Reproduce all the material exactly, minus any pictures it holds.

** START Data supplied **

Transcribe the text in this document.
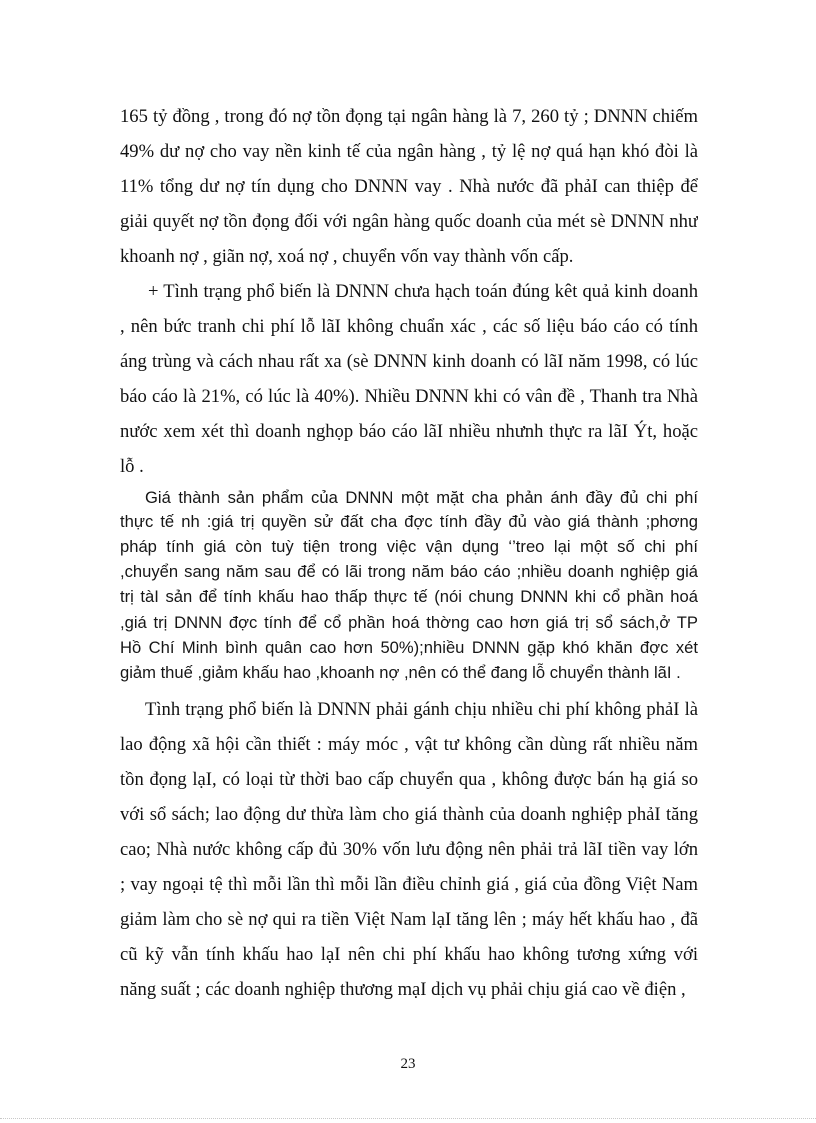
165 tỷ đồng , trong đó nợ tồn đọng tại ngân hàng là 7, 260 tỷ ; DNNN chiếm
49% dư nợ cho vay nền kinh tế của ngân hàng , tỷ lệ nợ quá hạn khó đòi là
11% tổng dư nợ tín dụng cho DNNN vay . Nhà nước đã phảI can thiệp để
giải quyết nợ tồn đọng đối với ngân hàng quốc doanh của mét sè DNNN như
khoanh nợ , giãn nợ, xoá nợ , chuyển vốn vay thành vốn cấp.
+ Tình trạng phổ biến là DNNN chưa hạch toán đúng kêt quả kinh doanh
, nên bức tranh chi phí lỗ lãI không chuẩn xác , các số liệu báo cáo có tính
áng trùng và cách nhau rất xa (sè DNNN kinh doanh có lãI năm 1998, có lúc
báo cáo là 21%, có lúc là 40%). Nhiều DNNN khi có vân đề , Thanh tra Nhà
nước xem xét thì doanh nghọp báo cáo lãI nhiều nhưnh thực ra lãI Ýt, hoặc
lỗ .
Giá thành sản phẩm của DNNN một mặt cha phản ánh đầy đủ chi phí
thực tế nh :giá trị quyền sử đất cha đợc tính đầy đủ vào giá thành ;phơng
pháp tính giá còn tuỳ tiện trong việc vận dụng ‘’treo lại một số chi phí
,chuyển sang năm sau để có lãi trong năm báo cáo ;nhiều doanh nghiệp giá
trị tàI sản để tính khấu hao thấp thực tế (nói chung DNNN khi cổ phần hoá
,giá trị DNNN đợc tính để cổ phần hoá thờng cao hơn giá trị sổ sách,ở TP
Hồ Chí Minh bình quân cao hơn 50%);nhiều DNNN gặp khó khăn đợc xét
giảm thuế ,giảm khấu hao ,khoanh nợ ,nên có thể đang lỗ chuyển thành lãI .
Tình trạng phổ biến là DNNN phải gánh chịu nhiều chi phí không phảI là
lao động xã hội cần thiết : máy móc , vật tư không cần dùng rất nhiều năm
tồn đọng lạI, có loại từ thời bao cấp chuyển qua , không được bán hạ giá so
với sổ sách; lao động dư thừa làm cho giá thành của doanh nghiệp phảI tăng
cao; Nhà nước không cấp đủ 30% vốn lưu động nên phải trả lãI tiền vay lớn
; vay ngoại tệ thì mỗi lần thì mỗi lần điều chỉnh giá , giá của đồng Việt Nam
giảm làm cho sè nợ qui ra tiền Việt Nam lạI tăng lên ; máy hết khấu hao , đã
cũ kỹ vẫn tính khấu hao lạI nên chi phí khấu hao không tương xứng với
năng suất ; các doanh nghiệp thương mạI dịch vụ phải chịu giá cao về điện ,
23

** END Data supplied **

## Task output
Transcribe the text in this document.
165 tỷ đồng , trong đó nợ tồn đọng tại ngân hàng là 7, 260 tỷ ; DNNN chiếm
49% dư nợ cho vay nền kinh tế của ngân hàng , tỷ lệ nợ quá hạn khó đòi là
11% tổng dư nợ tín dụng cho DNNN vay . Nhà nước đã phảI can thiệp để
giải quyết nợ tồn đọng đối với ngân hàng quốc doanh của mét sè DNNN như
khoanh nợ , giãn nợ, xoá nợ , chuyển vốn vay thành vốn cấp.
+ Tình trạng phổ biến là DNNN chưa hạch toán đúng kêt quả kinh doanh
, nên bức tranh chi phí lỗ lãI không chuẩn xác , các số liệu báo cáo có tính
áng trùng và cách nhau rất xa (sè DNNN kinh doanh có lãI năm 1998, có lúc
báo cáo là 21%, có lúc là 40%). Nhiều DNNN khi có vân đề , Thanh tra Nhà
nước xem xét thì doanh nghọp báo cáo lãI nhiều nhưnh thực ra lãI Ýt, hoặc
lỗ .
Giá thành sản phẩm của DNNN một mặt cha phản ánh đầy đủ chi phí
thực tế nh :giá trị quyền sử đất cha đợc tính đầy đủ vào giá thành ;phơng
pháp tính giá còn tuỳ tiện trong việc vận dụng ‘’treo lại một số chi phí
,chuyển sang năm sau để có lãi trong năm báo cáo ;nhiều doanh nghiệp giá
trị tàI sản để tính khấu hao thấp thực tế (nói chung DNNN khi cổ phần hoá
,giá trị DNNN đợc tính để cổ phần hoá thờng cao hơn giá trị sổ sách,ở TP
Hồ Chí Minh bình quân cao hơn 50%);nhiều DNNN gặp khó khăn đợc xét
giảm thuế ,giảm khấu hao ,khoanh nợ ,nên có thể đang lỗ chuyển thành lãI .
Tình trạng phổ biến là DNNN phải gánh chịu nhiều chi phí không phảI là
lao động xã hội cần thiết : máy móc , vật tư không cần dùng rất nhiều năm
tồn đọng lạI, có loại từ thời bao cấp chuyển qua , không được bán hạ giá so
với sổ sách; lao động dư thừa làm cho giá thành của doanh nghiệp phảI tăng
cao; Nhà nước không cấp đủ 30% vốn lưu động nên phải trả lãI tiền vay lớn
; vay ngoại tệ thì mỗi lần thì mỗi lần điều chỉnh giá , giá của đồng Việt Nam
giảm làm cho sè nợ qui ra tiền Việt Nam lạI tăng lên ; máy hết khấu hao , đã
cũ kỹ vẫn tính khấu hao lạI nên chi phí khấu hao không tương xứng với
năng suất ; các doanh nghiệp thương mạI dịch vụ phải chịu giá cao về điện ,
23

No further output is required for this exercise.